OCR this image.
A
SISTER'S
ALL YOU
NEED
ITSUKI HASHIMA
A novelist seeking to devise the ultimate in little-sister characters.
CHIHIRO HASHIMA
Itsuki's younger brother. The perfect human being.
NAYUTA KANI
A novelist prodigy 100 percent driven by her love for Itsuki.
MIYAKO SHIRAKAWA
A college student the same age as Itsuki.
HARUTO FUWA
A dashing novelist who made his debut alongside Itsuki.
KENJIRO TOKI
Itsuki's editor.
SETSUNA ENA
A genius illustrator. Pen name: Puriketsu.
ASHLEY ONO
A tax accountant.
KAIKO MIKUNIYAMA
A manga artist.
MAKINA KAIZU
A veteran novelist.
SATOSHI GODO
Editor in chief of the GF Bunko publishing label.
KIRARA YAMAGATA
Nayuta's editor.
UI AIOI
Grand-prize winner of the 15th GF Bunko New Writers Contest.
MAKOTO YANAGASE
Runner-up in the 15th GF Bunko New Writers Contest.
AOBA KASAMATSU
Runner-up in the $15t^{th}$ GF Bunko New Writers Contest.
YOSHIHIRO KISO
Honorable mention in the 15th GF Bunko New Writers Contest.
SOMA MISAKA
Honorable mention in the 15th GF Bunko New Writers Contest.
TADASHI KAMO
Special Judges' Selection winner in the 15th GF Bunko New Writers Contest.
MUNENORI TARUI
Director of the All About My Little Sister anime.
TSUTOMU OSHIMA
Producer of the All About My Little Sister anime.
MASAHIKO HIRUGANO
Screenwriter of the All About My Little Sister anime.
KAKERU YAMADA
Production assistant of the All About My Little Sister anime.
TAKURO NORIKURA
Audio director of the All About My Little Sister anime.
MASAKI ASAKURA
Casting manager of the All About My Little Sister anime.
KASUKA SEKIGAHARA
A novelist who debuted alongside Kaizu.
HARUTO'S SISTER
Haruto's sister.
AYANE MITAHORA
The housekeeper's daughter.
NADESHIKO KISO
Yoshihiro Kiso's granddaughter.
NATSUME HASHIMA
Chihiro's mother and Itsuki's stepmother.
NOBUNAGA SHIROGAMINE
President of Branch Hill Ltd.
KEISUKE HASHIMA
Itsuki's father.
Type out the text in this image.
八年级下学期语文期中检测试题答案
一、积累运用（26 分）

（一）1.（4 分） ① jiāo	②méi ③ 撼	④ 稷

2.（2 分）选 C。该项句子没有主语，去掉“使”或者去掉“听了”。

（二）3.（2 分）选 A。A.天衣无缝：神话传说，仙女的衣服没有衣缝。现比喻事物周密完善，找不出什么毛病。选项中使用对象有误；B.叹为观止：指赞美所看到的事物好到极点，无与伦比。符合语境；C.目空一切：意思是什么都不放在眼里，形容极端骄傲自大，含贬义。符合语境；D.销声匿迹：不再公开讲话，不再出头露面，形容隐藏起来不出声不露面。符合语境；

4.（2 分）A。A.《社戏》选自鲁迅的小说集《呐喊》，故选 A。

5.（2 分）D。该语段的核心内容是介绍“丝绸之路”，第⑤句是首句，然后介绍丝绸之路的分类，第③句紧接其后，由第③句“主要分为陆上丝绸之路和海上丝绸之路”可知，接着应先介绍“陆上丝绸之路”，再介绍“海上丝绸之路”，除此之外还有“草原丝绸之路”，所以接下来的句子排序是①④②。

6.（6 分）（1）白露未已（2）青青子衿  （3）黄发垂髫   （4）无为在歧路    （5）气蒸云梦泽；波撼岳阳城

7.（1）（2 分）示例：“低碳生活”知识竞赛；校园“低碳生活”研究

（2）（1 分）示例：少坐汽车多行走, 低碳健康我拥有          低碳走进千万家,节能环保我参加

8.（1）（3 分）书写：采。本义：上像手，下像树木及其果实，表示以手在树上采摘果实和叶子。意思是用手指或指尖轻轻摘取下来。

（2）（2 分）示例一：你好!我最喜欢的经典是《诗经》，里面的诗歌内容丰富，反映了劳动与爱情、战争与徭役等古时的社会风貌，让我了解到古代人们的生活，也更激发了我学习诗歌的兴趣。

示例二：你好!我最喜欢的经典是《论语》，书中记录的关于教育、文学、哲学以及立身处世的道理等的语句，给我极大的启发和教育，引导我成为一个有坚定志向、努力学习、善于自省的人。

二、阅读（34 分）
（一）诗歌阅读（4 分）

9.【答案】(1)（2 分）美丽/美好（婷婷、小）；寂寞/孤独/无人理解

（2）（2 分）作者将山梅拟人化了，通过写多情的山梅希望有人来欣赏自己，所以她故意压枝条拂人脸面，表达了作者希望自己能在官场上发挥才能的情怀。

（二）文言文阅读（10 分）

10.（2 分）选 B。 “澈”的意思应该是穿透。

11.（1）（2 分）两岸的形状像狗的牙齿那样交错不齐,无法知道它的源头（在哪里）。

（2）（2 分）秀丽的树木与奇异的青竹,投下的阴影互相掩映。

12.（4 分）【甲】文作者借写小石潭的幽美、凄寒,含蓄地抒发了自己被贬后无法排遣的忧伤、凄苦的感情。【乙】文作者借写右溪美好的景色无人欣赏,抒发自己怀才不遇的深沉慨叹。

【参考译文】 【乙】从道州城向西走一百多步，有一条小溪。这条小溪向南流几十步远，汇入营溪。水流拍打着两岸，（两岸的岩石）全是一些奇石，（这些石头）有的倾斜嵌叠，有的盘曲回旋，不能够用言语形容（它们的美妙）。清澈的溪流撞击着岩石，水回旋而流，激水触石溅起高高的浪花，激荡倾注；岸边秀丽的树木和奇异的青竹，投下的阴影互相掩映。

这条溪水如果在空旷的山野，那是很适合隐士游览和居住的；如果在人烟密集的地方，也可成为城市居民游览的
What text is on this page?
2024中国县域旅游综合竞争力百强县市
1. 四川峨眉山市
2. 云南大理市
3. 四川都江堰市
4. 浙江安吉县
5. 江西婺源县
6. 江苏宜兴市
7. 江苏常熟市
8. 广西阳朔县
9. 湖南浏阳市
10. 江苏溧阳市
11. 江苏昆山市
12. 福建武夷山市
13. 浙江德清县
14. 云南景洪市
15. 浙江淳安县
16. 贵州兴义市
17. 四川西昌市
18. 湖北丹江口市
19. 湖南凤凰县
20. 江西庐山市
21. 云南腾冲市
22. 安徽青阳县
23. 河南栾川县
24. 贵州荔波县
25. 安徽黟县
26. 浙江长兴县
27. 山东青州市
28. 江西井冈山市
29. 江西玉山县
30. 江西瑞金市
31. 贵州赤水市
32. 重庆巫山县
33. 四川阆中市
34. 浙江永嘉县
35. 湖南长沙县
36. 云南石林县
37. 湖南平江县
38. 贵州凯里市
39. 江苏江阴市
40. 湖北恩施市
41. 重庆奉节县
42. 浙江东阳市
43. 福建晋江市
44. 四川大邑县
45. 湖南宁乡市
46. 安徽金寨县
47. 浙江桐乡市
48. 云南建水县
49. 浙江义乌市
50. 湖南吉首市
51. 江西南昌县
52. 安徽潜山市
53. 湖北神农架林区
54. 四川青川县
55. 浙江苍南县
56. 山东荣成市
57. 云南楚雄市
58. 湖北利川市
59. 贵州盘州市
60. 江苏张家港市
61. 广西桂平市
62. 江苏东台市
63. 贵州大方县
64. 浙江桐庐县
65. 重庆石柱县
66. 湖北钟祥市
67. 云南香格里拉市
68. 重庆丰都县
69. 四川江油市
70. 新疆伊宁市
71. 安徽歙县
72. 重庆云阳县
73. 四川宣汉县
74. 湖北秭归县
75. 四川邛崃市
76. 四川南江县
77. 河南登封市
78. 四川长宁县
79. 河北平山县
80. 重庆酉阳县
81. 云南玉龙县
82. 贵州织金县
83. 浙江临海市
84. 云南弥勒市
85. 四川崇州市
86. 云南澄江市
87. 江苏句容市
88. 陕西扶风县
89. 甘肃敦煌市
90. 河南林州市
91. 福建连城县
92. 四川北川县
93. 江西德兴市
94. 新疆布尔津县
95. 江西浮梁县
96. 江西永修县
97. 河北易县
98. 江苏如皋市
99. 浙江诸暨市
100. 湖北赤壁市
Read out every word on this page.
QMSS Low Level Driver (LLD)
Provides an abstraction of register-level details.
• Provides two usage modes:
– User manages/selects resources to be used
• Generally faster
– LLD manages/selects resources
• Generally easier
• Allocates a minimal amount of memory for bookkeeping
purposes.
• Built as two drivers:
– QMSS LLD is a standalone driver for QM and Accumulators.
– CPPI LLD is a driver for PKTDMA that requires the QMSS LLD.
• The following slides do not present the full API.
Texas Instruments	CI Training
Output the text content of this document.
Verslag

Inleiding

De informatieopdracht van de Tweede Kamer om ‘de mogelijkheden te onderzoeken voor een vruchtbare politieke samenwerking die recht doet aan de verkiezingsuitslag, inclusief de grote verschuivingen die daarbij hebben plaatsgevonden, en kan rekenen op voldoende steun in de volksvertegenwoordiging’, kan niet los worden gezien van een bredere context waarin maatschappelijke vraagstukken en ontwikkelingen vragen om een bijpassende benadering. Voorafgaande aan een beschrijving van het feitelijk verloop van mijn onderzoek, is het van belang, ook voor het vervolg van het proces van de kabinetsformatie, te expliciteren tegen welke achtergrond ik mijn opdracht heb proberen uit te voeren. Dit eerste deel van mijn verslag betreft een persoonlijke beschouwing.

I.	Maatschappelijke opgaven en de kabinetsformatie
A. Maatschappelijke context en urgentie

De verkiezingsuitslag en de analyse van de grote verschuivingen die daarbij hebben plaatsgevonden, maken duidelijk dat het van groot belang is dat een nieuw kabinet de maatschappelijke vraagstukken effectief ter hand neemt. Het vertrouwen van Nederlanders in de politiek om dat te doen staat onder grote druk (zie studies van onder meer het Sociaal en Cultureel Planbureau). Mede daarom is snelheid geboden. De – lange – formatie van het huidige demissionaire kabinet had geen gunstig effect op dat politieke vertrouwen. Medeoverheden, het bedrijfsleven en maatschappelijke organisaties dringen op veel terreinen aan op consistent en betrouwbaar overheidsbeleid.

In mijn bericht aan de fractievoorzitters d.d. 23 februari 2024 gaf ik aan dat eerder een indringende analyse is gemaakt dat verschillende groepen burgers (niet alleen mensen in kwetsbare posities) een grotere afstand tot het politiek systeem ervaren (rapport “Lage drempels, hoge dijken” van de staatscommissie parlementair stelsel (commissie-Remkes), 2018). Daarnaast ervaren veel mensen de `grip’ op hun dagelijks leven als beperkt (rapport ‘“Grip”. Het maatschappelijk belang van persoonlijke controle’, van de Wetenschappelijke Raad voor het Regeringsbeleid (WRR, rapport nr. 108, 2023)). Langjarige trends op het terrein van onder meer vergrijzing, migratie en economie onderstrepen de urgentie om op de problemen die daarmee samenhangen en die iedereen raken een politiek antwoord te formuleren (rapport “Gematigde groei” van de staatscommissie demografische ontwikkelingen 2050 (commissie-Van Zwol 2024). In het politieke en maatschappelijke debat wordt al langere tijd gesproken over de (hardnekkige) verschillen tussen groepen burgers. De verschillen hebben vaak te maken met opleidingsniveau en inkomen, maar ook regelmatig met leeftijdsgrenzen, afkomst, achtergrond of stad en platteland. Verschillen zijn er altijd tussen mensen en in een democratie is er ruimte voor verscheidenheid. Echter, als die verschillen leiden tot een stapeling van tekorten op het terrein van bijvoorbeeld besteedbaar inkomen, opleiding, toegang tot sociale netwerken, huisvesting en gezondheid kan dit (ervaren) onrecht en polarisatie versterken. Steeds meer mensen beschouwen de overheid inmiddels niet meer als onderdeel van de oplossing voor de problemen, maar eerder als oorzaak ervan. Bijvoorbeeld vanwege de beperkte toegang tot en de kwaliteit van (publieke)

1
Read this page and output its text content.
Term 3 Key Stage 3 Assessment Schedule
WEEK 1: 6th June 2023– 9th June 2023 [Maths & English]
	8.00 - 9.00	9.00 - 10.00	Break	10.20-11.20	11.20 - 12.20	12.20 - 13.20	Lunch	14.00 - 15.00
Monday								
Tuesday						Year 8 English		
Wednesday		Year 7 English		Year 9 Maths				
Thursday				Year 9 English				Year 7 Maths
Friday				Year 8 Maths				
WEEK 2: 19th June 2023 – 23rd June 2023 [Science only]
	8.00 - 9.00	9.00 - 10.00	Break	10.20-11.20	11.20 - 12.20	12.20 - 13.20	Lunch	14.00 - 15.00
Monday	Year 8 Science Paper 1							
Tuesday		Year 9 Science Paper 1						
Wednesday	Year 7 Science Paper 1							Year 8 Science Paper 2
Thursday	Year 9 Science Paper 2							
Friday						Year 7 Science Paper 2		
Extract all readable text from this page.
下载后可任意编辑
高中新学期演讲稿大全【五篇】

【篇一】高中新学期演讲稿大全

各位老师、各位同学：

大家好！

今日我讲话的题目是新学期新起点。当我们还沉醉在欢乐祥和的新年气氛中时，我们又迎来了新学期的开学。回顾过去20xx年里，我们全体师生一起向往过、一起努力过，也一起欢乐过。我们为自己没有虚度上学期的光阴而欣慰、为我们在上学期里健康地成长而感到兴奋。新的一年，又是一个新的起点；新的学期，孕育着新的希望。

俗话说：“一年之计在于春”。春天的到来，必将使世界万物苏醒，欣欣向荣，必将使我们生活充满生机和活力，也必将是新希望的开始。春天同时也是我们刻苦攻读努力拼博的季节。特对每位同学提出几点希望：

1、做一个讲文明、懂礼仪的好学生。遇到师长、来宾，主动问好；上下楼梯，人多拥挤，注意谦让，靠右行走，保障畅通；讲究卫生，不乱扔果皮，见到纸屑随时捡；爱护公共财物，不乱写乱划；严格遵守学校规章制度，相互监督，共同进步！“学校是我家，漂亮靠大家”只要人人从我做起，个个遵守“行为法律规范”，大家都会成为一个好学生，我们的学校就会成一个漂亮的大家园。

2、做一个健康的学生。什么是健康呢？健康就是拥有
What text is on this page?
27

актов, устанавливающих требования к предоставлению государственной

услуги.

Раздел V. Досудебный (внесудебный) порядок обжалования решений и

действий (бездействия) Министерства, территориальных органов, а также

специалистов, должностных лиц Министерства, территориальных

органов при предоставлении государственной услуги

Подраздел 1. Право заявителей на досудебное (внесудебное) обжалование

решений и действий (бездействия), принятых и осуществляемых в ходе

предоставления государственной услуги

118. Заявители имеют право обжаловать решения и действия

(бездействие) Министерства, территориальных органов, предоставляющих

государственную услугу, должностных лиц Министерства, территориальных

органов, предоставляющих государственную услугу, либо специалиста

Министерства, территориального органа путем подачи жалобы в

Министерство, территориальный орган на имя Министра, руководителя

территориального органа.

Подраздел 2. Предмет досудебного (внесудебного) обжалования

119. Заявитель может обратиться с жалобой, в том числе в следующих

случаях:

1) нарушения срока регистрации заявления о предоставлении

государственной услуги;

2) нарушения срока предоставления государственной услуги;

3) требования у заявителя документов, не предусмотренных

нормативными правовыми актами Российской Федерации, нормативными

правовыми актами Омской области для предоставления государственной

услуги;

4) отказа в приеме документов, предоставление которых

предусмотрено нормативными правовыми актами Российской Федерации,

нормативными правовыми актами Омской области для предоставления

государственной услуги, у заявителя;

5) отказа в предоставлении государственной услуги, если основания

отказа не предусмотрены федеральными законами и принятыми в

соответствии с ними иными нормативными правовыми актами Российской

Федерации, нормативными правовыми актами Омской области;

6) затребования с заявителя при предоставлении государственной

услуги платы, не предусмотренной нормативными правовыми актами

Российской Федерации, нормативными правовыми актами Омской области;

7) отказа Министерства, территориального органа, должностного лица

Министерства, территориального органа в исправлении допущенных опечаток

**********

■ **Job**
Which lines contain the word "WEEK"? Copy each of them.

■ **Result below**
WEEK 1: 6th June 2023– 9th June 2023 [Maths & English]
WEEK 2: 19th June 2023 – 23rd June 2023 [Science only]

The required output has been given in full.